Job
For this exercise, repeat all of the material verbatim apart from its images.

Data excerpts
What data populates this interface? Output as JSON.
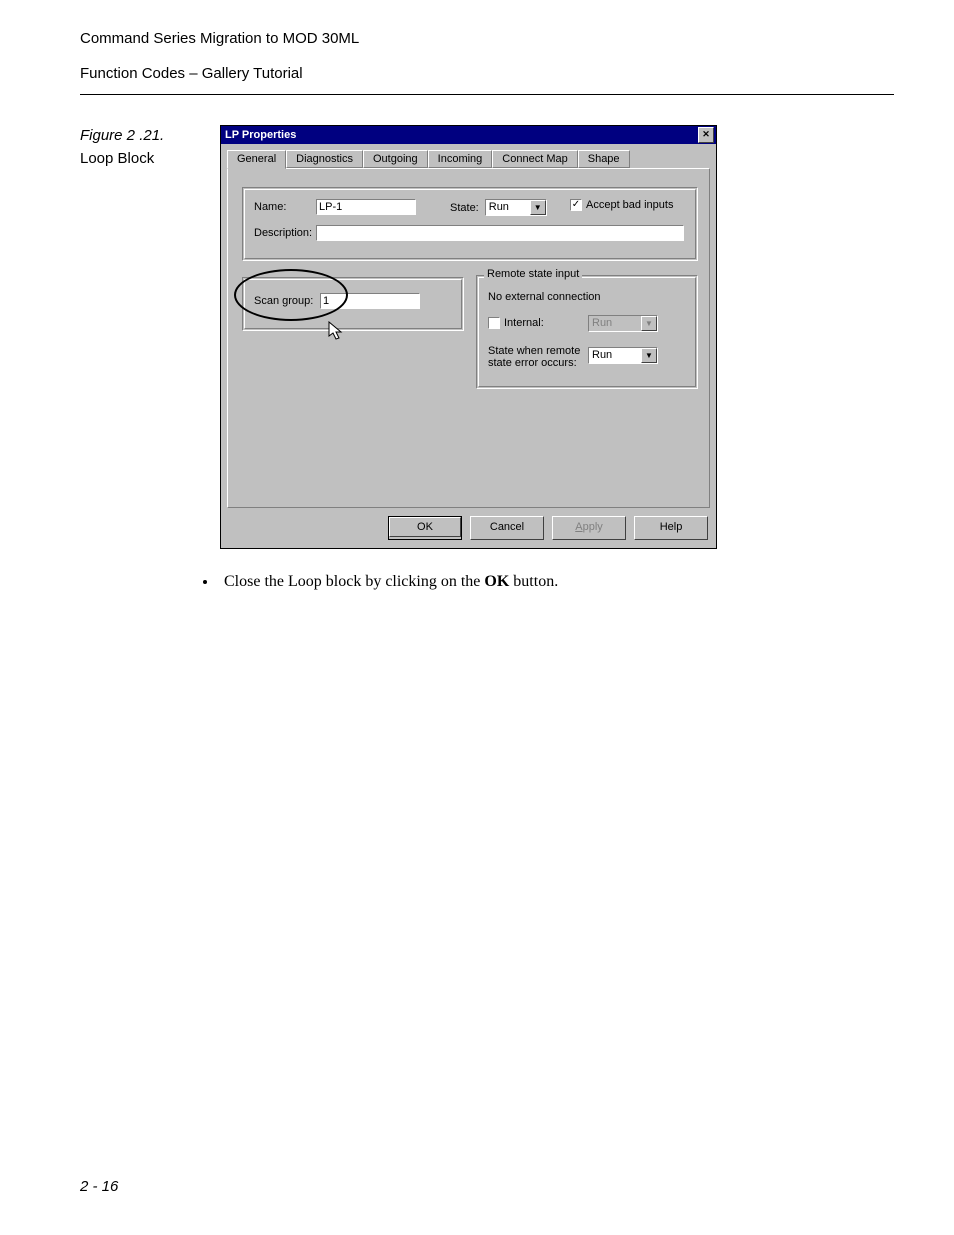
{
  "header": {
    "line1": "Command Series Migration to MOD 30ML",
    "line2": "Function Codes – Gallery Tutorial"
  },
  "figure": {
    "caption": "Figure 2 .21.",
    "sub": "Loop Block"
  },
  "dialog": {
    "title": "LP Properties",
    "tabs": [
      "General",
      "Diagnostics",
      "Outgoing",
      "Incoming",
      "Connect Map",
      "Shape"
    ],
    "active_tab": 0,
    "general": {
      "name_label": "Name:",
      "name_value": "LP-1",
      "state_label": "State:",
      "state_value": "Run",
      "accept_bad_label": "Accept bad inputs",
      "accept_bad_checked": true,
      "description_label": "Description:",
      "description_value": "",
      "scan_group_label": "Scan group:",
      "scan_group_value": "1",
      "remote_group_legend": "Remote state input",
      "remote_no_ext": "No external connection",
      "internal_label": "Internal:",
      "internal_checked": false,
      "internal_value": "Run",
      "state_err_label1": "State when remote",
      "state_err_label2": "state error occurs:",
      "state_err_value": "Run"
    },
    "buttons": {
      "ok": "OK",
      "cancel": "Cancel",
      "apply": "Apply",
      "help": "Help"
    }
  },
  "instruction": {
    "pre": "Close the Loop block by clicking on the ",
    "bold": "OK",
    "post": " button."
  },
  "page_number": "2 - 16"
}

Written reply
What data populates this interface? Output as JSON.
{
  "header": {
    "line1": "Command Series Migration to MOD 30ML",
    "line2": "Function Codes – Gallery Tutorial"
  },
  "figure": {
    "caption": "Figure 2 .21.",
    "sub": "Loop Block"
  },
  "dialog": {
    "title": "LP Properties",
    "tabs": [
      "General",
      "Diagnostics",
      "Outgoing",
      "Incoming",
      "Connect Map",
      "Shape"
    ],
    "active_tab": 0,
    "general": {
      "name_label": "Name:",
      "name_value": "LP-1",
      "state_label": "State:",
      "state_value": "Run",
      "accept_bad_label": "Accept bad inputs",
      "accept_bad_checked": true,
      "description_label": "Description:",
      "description_value": "",
      "scan_group_label": "Scan group:",
      "scan_group_value": "1",
      "remote_group_legend": "Remote state input",
      "remote_no_ext": "No external connection",
      "internal_label": "Internal:",
      "internal_checked": false,
      "internal_value": "Run",
      "state_err_label1": "State when remote",
      "state_err_label2": "state error occurs:",
      "state_err_value": "Run"
    },
    "buttons": {
      "ok": "OK",
      "cancel": "Cancel",
      "apply": "Apply",
      "help": "Help"
    }
  },
  "instruction": {
    "pre": "Close the Loop block by clicking on the ",
    "bold": "OK",
    "post": " button."
  },
  "page_number": "2 - 16"
}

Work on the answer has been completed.